Records to process:
§

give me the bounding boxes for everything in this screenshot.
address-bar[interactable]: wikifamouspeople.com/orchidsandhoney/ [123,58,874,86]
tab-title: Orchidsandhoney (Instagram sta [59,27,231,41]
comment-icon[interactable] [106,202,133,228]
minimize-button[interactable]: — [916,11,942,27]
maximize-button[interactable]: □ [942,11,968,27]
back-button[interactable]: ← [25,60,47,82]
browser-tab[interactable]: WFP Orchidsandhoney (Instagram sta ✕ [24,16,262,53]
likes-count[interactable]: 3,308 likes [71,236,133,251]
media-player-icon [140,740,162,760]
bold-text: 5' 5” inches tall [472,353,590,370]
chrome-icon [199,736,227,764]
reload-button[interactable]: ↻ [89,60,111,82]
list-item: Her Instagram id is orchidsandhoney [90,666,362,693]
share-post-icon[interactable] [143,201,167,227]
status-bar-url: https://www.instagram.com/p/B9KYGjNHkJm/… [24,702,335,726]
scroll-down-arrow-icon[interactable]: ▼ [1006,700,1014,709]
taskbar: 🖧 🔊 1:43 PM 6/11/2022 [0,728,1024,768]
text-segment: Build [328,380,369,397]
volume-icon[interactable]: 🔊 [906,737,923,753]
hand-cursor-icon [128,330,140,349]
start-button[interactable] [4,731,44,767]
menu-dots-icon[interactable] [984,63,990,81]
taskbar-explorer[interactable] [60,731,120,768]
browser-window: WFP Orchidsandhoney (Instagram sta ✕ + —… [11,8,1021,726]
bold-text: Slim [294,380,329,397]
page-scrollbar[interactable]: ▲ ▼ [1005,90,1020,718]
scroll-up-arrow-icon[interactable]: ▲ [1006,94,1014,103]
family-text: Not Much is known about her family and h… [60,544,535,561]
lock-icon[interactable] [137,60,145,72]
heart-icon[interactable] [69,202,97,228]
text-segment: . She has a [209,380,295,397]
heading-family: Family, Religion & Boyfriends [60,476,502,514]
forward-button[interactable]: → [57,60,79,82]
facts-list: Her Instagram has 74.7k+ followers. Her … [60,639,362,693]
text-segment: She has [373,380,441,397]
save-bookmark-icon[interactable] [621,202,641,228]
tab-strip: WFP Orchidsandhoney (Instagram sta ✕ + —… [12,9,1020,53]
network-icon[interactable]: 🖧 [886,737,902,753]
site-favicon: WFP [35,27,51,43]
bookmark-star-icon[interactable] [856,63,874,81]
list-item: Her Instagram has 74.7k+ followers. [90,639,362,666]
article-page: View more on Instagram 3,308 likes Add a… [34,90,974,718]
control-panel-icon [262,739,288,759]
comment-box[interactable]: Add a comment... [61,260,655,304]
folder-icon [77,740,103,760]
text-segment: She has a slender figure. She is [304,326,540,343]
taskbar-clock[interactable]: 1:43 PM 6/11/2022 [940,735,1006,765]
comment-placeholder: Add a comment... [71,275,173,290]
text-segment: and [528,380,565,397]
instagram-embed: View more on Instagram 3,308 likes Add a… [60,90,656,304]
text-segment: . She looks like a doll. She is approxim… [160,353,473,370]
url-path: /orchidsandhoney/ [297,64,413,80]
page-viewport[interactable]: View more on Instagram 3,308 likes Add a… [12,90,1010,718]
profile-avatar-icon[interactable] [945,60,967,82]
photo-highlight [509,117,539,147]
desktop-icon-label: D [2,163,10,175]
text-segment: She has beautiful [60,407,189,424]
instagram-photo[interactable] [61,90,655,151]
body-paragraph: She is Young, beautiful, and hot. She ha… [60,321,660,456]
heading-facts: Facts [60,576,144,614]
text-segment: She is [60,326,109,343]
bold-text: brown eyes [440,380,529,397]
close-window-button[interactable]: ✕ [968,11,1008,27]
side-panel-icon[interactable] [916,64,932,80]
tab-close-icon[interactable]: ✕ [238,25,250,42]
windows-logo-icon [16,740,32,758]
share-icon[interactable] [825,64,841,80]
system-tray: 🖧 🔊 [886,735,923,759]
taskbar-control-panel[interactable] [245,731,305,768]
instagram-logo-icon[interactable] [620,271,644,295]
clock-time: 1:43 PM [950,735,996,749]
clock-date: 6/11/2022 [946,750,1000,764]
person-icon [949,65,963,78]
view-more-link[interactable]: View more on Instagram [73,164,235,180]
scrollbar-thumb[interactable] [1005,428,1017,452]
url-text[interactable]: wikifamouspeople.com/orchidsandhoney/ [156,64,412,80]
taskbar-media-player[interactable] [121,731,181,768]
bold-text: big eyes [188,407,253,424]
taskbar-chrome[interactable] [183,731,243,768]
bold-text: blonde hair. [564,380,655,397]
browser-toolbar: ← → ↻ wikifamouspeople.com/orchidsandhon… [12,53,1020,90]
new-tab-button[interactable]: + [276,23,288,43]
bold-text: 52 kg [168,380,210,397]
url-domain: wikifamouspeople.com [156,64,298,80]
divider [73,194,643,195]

§

Goal of the exercise: Give every line above as a Markdown table with two columns, No. and Line, numbering the rows in order and leaving out any blank lines.

Reply:
| No. | Line |
|---|---|
| 1 | give me the bounding boxes for everything in this screenshot. |
| 2 | address-bar[interactable]: wikifamouspeople.com/orchidsandhoney/ [123,58,874,86] |
| 3 | tab-title: Orchidsandhoney (Instagram sta [59,27,231,41] |
| 4 | comment-icon[interactable] [106,202,133,228] |
| 5 | minimize-button[interactable]: — [916,11,942,27] |
| 6 | maximize-button[interactable]: □ [942,11,968,27] |
| 7 | back-button[interactable]: ← [25,60,47,82] |
| 8 | browser-tab[interactable]: WFP Orchidsandhoney (Instagram sta ✕ [24,16,262,53] |
| 9 | likes-count[interactable]: 3,308 likes [71,236,133,251] |
| 10 | media-player-icon [140,740,162,760] |
| 11 | bold-text: 5' 5” inches tall [472,353,590,370] |
| 12 | chrome-icon [199,736,227,764] |
| 13 | reload-button[interactable]: ↻ [89,60,111,82] |
| 14 | list-item: Her Instagram id is orchidsandhoney [90,666,362,693] |
| 15 | share-post-icon[interactable] [143,201,167,227] |
| 16 | status-bar-url: https://www.instagram.com/p/B9KYGjNHkJm/… [24,702,335,726] |
| 17 | scroll-down-arrow-icon[interactable]: ▼ [1006,700,1014,709] |
| 18 | taskbar: 🖧 🔊 1:43 PM 6/11/2022 [0,728,1024,768] |
| 19 | text-segment: Build [328,380,369,397] |
| 20 | volume-icon[interactable]: 🔊 [906,737,923,753] |
| 21 | hand-cursor-icon [128,330,140,349] |
| 22 | start-button[interactable] [4,731,44,767] |
| 23 | menu-dots-icon[interactable] [984,63,990,81] |
| 24 | taskbar-explorer[interactable] [60,731,120,768] |
| 25 | browser-window: WFP Orchidsandhoney (Instagram sta ✕ + —… [11,8,1021,726] |
| 26 | bold-text: Slim [294,380,329,397] |
| 27 | page-scrollbar[interactable]: ▲ ▼ [1005,90,1020,718] |
| 28 | scroll-up-arrow-icon[interactable]: ▲ [1006,94,1014,103] |
| 29 | family-text: Not Much is known about her family and h… [60,544,535,561] |
| 30 | lock-icon[interactable] [137,60,145,72] |
| 31 | heart-icon[interactable] [69,202,97,228] |
| 32 | text-segment: . She has a [209,380,295,397] |
| 33 | heading-family: Family, Religion & Boyfriends [60,476,502,514] |
| 34 | forward-button[interactable]: → [57,60,79,82] |
| 35 | facts-list: Her Instagram has 74.7k+ followers. Her … [60,639,362,693] |
| 36 | text-segment: She has [373,380,441,397] |
| 37 | save-bookmark-icon[interactable] [621,202,641,228] |
| 38 | tab-strip: WFP Orchidsandhoney (Instagram sta ✕ + —… [12,9,1020,53] |
| 39 | network-icon[interactable]: 🖧 [886,737,902,753] |
| 40 | site-favicon: WFP [35,27,51,43] |
| 41 | bookmark-star-icon[interactable] [856,63,874,81] |
| 42 | list-item: Her Instagram has 74.7k+ followers. [90,639,362,666] |
| 43 | article-page: View more on Instagram 3,308 likes Add a… [34,90,974,718] |
| 44 | control-panel-icon [262,739,288,759] |
| 45 | comment-box[interactable]: Add a comment... [61,260,655,304] |
| 46 | folder-icon [77,740,103,760] |
| 47 | text-segment: She has a slender figure. She is [304,326,540,343] |
| 48 | taskbar-clock[interactable]: 1:43 PM 6/11/2022 [940,735,1006,765] |
| 49 | comment-placeholder: Add a comment... [71,275,173,290] |
| 50 | text-segment: and [528,380,565,397] |
| 51 | instagram-embed: View more on Instagram 3,308 likes Add a… [60,90,656,304] |
| 52 | text-segment: . She looks like a doll. She is approxim… [160,353,473,370] |
| 53 | url-path: /orchidsandhoney/ [297,64,413,80] |
| 54 | page-viewport[interactable]: View more on Instagram 3,308 likes Add a… [12,90,1010,718] |
| 55 | profile-avatar-icon[interactable] [945,60,967,82] |
| 56 | photo-highlight [509,117,539,147] |
| 57 | desktop-icon-label: D [2,163,10,175] |
| 58 | text-segment: She has beautiful [60,407,189,424] |
| 59 | instagram-photo[interactable] [61,90,655,151] |
| 60 | body-paragraph: She is Young, beautiful, and hot. She ha… [60,321,660,456] |
| 61 | heading-facts: Facts [60,576,144,614] |
| 62 | text-segment: She is [60,326,109,343] |
| 63 | bold-text: brown eyes [440,380,529,397] |
| 64 | close-window-button[interactable]: ✕ [968,11,1008,27] |
| 65 | side-panel-icon[interactable] [916,64,932,80] |
| 66 | tab-close-icon[interactable]: ✕ [238,25,250,42] |
| 67 | windows-logo-icon [16,740,32,758] |
| 68 | share-icon[interactable] [825,64,841,80] |
| 69 | system-tray: 🖧 🔊 [886,735,923,759] |
| 70 | taskbar-control-panel[interactable] [245,731,305,768] |
| 71 | instagram-logo-icon[interactable] [620,271,644,295] |
| 72 | clock-time: 1:43 PM [950,735,996,749] |
| 73 | clock-date: 6/11/2022 [946,750,1000,764] |
| 74 | person-icon [949,65,963,78] |
| 75 | view-more-link[interactable]: View more on Instagram [73,164,235,180] |
| 76 | scrollbar-thumb[interactable] [1005,428,1017,452] |
| 77 | url-text[interactable]: wikifamouspeople.com/orchidsandhoney/ [156,64,412,80] |
| 78 | taskbar-media-player[interactable] [121,731,181,768] |
| 79 | bold-text: big eyes [188,407,253,424] |
| 80 | taskbar-chrome[interactable] [183,731,243,768] |
| 81 | bold-text: blonde hair. [564,380,655,397] |
| 82 | browser-toolbar: ← → ↻ wikifamouspeople.com/orchidsandhon… [12,53,1020,90] |
| 83 | new-tab-button[interactable]: + [276,23,288,43] |
| 84 | bold-text: 52 kg [168,380,210,397] |
| 85 | url-domain: wikifamouspeople.com [156,64,298,80] |
| 86 | divider [73,194,643,195] |